▶ [TASK INSTRUCTIONS] In the entries that follow, how many lines contain the word "color"? Answer with the number only.

####################

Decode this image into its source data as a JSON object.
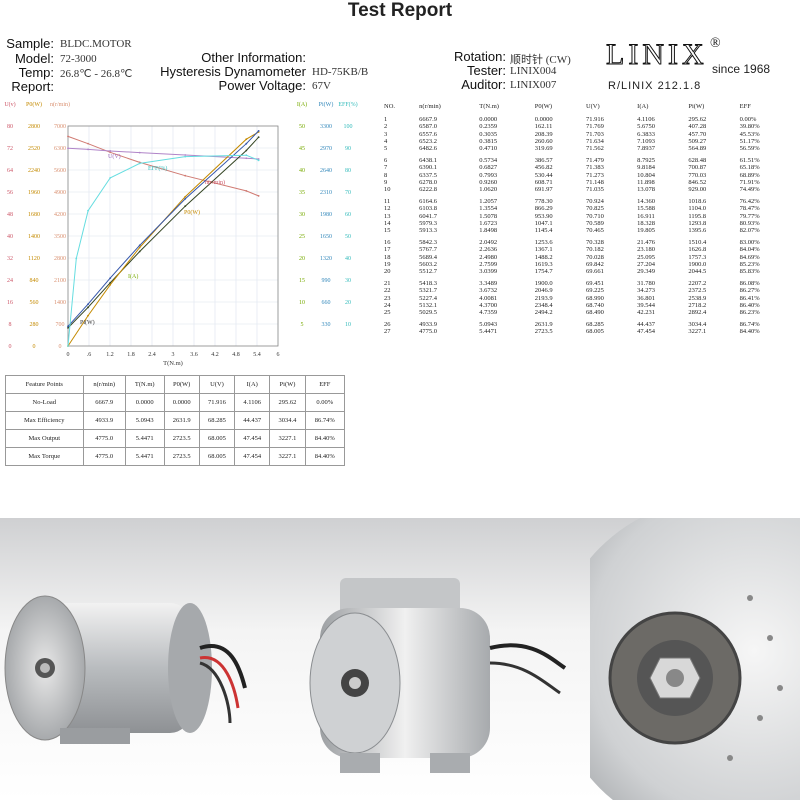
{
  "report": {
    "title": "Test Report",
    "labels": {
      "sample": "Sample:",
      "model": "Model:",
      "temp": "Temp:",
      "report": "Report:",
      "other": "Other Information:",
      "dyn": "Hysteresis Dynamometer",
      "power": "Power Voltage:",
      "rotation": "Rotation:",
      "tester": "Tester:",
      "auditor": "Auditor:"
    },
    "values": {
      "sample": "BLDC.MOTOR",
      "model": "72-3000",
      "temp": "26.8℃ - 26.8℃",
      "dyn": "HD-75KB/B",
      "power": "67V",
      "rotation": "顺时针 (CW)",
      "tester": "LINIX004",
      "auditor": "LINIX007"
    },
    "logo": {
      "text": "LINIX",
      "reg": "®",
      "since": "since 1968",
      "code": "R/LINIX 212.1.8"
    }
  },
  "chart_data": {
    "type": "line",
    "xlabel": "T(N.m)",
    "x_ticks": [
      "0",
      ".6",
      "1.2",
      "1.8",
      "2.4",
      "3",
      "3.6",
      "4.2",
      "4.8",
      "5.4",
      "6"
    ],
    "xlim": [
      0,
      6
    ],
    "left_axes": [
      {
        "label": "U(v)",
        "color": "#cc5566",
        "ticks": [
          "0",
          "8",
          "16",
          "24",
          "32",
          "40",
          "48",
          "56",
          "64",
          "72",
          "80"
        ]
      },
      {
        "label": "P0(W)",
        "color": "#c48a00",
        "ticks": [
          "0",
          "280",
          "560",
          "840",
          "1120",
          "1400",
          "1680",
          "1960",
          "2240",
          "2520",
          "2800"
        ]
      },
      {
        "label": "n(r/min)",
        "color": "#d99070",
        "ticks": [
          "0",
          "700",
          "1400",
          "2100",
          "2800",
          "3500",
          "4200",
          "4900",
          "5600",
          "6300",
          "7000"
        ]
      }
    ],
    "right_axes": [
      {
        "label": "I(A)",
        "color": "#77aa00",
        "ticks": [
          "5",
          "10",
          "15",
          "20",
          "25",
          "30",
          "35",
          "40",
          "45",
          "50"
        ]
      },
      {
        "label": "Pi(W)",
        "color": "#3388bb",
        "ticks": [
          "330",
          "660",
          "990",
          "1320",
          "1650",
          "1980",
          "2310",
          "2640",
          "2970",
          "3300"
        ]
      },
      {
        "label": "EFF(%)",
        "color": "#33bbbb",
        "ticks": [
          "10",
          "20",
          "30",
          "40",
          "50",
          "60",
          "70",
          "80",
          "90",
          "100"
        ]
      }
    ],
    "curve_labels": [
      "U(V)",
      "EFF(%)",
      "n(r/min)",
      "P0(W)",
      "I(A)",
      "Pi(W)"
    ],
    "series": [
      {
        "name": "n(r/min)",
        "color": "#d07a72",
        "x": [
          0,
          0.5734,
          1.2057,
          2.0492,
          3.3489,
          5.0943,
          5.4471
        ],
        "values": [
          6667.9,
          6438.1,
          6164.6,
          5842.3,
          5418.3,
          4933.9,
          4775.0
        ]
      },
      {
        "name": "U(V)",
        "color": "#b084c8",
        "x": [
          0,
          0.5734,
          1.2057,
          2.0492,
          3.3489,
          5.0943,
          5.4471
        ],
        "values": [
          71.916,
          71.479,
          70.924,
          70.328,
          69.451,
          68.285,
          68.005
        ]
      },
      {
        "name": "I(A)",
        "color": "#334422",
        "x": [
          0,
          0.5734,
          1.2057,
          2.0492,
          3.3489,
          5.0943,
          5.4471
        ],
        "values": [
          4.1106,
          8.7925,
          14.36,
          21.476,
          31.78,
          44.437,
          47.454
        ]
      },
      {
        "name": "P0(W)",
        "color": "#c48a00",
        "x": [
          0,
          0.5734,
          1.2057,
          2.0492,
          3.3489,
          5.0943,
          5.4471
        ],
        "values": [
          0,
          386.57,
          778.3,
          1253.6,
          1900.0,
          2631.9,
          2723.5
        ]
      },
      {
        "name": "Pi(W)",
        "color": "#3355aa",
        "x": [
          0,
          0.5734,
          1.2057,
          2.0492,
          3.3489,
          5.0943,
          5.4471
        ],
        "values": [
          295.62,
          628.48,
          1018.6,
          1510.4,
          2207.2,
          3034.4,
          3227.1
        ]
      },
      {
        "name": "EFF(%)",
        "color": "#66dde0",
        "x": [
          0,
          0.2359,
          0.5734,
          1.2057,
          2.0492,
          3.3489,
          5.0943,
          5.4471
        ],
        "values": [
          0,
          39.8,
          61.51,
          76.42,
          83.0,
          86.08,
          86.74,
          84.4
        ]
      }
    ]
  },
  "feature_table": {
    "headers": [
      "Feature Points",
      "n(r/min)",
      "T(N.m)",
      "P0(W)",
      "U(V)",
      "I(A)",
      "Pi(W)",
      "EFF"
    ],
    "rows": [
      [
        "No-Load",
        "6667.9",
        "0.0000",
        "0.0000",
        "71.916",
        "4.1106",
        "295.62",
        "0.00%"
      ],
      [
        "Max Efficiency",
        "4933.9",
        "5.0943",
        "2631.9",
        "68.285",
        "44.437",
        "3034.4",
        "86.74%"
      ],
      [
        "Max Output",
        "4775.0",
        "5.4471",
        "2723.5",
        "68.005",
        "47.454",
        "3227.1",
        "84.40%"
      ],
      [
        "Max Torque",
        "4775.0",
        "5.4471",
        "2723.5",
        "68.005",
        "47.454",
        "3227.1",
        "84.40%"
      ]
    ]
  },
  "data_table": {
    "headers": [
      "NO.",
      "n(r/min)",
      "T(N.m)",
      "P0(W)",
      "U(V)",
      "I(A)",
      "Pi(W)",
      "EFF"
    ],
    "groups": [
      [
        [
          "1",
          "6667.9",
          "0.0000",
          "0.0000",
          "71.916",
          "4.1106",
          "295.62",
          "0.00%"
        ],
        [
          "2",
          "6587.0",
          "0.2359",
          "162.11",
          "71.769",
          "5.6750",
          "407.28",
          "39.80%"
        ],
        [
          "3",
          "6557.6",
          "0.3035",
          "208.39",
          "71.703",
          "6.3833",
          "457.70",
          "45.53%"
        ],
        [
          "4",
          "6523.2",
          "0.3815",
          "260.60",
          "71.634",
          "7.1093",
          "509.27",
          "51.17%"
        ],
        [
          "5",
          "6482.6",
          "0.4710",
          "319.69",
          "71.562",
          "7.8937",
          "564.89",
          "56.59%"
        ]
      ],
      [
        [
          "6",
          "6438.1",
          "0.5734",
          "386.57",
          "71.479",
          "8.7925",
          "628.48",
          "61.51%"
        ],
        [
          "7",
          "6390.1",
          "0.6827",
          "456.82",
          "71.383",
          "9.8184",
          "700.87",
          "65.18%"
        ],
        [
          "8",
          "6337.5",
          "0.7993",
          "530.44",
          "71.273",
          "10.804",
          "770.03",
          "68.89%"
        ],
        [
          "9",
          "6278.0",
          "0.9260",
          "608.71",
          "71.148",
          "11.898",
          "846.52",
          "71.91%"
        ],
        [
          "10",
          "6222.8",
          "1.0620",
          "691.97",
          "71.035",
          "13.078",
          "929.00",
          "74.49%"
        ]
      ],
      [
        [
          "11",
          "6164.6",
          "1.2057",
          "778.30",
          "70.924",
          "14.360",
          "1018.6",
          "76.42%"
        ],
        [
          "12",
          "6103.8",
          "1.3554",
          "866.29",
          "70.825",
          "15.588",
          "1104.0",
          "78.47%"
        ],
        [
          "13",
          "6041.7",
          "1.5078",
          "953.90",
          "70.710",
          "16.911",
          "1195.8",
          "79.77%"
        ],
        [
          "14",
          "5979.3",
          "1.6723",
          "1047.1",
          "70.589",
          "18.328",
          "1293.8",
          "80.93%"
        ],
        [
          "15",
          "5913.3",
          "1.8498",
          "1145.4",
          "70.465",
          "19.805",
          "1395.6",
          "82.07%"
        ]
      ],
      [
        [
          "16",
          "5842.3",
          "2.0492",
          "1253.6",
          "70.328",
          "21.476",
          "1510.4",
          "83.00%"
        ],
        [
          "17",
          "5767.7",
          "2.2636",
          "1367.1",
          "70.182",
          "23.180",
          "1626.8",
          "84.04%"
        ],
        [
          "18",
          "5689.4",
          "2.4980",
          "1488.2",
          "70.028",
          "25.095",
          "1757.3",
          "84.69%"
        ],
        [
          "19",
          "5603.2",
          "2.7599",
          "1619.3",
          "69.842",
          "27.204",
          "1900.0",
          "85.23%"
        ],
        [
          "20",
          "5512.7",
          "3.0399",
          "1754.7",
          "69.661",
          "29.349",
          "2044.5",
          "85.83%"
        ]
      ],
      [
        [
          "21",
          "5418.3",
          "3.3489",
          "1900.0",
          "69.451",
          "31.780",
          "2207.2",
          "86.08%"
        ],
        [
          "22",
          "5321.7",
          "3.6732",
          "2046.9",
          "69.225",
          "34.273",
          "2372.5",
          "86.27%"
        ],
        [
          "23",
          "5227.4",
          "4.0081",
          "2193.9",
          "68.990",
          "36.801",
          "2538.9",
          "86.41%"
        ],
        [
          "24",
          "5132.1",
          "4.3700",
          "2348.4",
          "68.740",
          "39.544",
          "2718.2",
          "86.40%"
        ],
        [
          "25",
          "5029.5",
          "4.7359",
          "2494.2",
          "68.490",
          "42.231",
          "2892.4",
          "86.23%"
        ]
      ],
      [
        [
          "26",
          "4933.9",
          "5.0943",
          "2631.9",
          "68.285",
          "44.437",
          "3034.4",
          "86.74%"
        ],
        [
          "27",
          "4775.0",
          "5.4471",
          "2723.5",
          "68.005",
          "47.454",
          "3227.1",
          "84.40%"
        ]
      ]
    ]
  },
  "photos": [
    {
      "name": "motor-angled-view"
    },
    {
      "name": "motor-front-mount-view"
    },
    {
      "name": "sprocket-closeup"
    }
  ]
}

####################

▶ [TASK OUTPUT] 12